Without changing a character, return the entries, but not the images they hold.

━━━ Data for this task ━━━

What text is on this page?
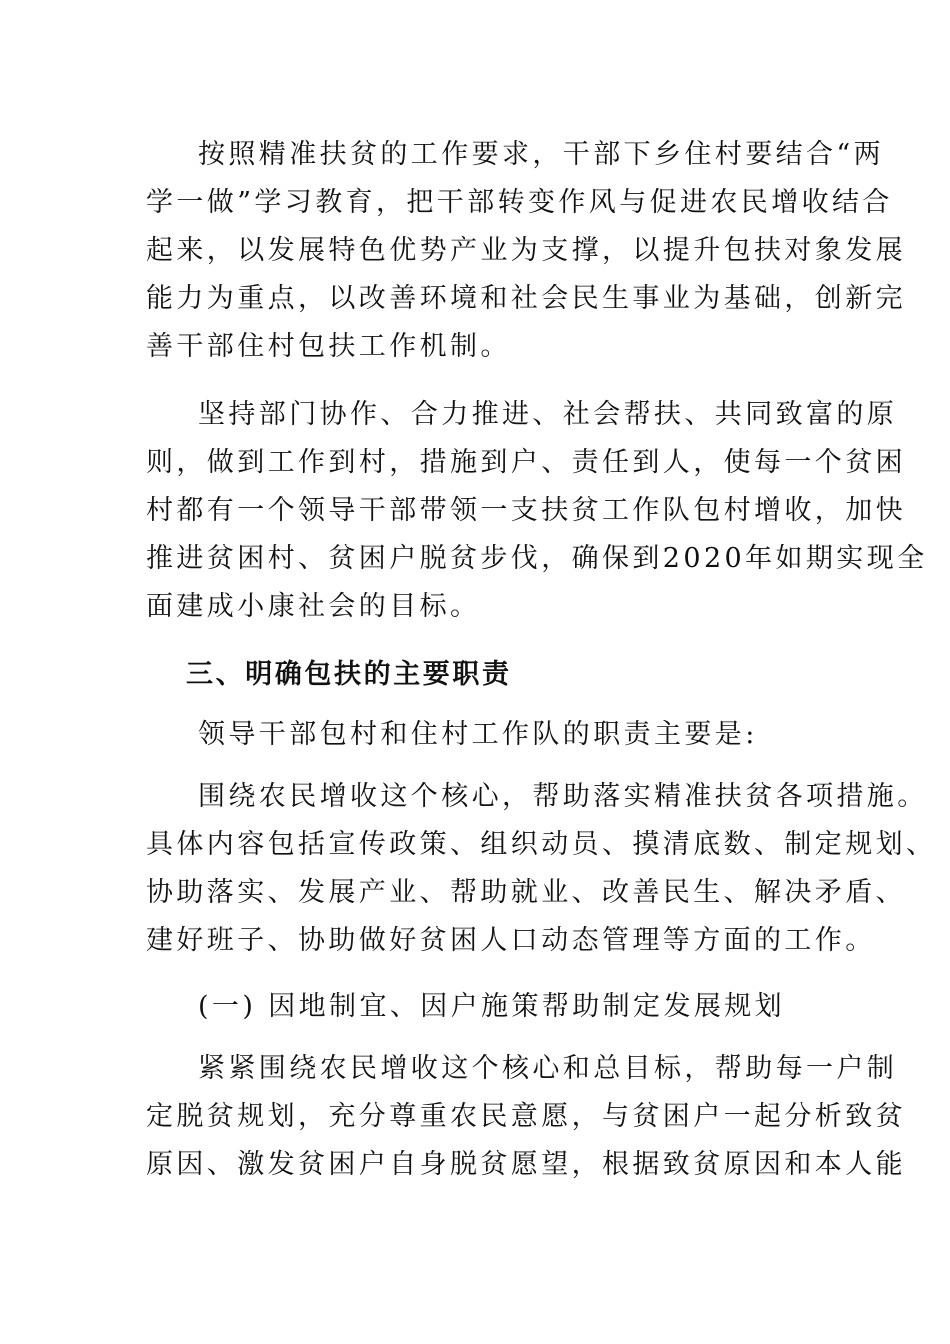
按照精准扶贫的工作要求，干部下乡住村要结合“两
学一做”学习教育，把干部转变作风与促进农民增收结合
起来，以发展特色优势产业为支撑，以提升包扶对象发展
能力为重点，以改善环境和社会民生事业为基础，创新完
善干部住村包扶工作机制。
坚持部门协作、合力推进、社会帮扶、共同致富的原
则，做到工作到村，措施到户、责任到人，使每一个贫困
村都有一个领导干部带领一支扶贫工作队包村增收，加快
推进贫困村、贫困户脱贫步伐，确保到2020年如期实现全
面建成小康社会的目标。
三、明确包扶的主要职责
领导干部包村和住村工作队的职责主要是:
围绕农民增收这个核心，帮助落实精准扶贫各项措施。
具体内容包括宣传政策、组织动员、摸清底数、制定规划、
协助落实、发展产业、帮助就业、改善民生、解决矛盾、
建好班子、协助做好贫困人口动态管理等方面的工作。
(一) 因地制宜、因户施策帮助制定发展规划
紧紧围绕农民增收这个核心和总目标，帮助每一户制
定脱贫规划，充分尊重农民意愿，与贫困户一起分析致贫
原因、激发贫困户自身脱贫愿望，根据致贫原因和本人能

━━━

Result of the task –
What text is on this page?
按照精准扶贫的工作要求，干部下乡住村要结合“两
学一做”学习教育，把干部转变作风与促进农民增收结合
起来，以发展特色优势产业为支撑，以提升包扶对象发展
能力为重点，以改善环境和社会民生事业为基础，创新完
善干部住村包扶工作机制。
坚持部门协作、合力推进、社会帮扶、共同致富的原
则，做到工作到村，措施到户、责任到人，使每一个贫困
村都有一个领导干部带领一支扶贫工作队包村增收，加快
推进贫困村、贫困户脱贫步伐，确保到2020年如期实现全
面建成小康社会的目标。
三、明确包扶的主要职责
领导干部包村和住村工作队的职责主要是:
围绕农民增收这个核心，帮助落实精准扶贫各项措施。
具体内容包括宣传政策、组织动员、摸清底数、制定规划、
协助落实、发展产业、帮助就业、改善民生、解决矛盾、
建好班子、协助做好贫困人口动态管理等方面的工作。
(一) 因地制宜、因户施策帮助制定发展规划
紧紧围绕农民增收这个核心和总目标，帮助每一户制
定脱贫规划，充分尊重农民意愿，与贫困户一起分析致贫
原因、激发贫困户自身脱贫愿望，根据致贫原因和本人能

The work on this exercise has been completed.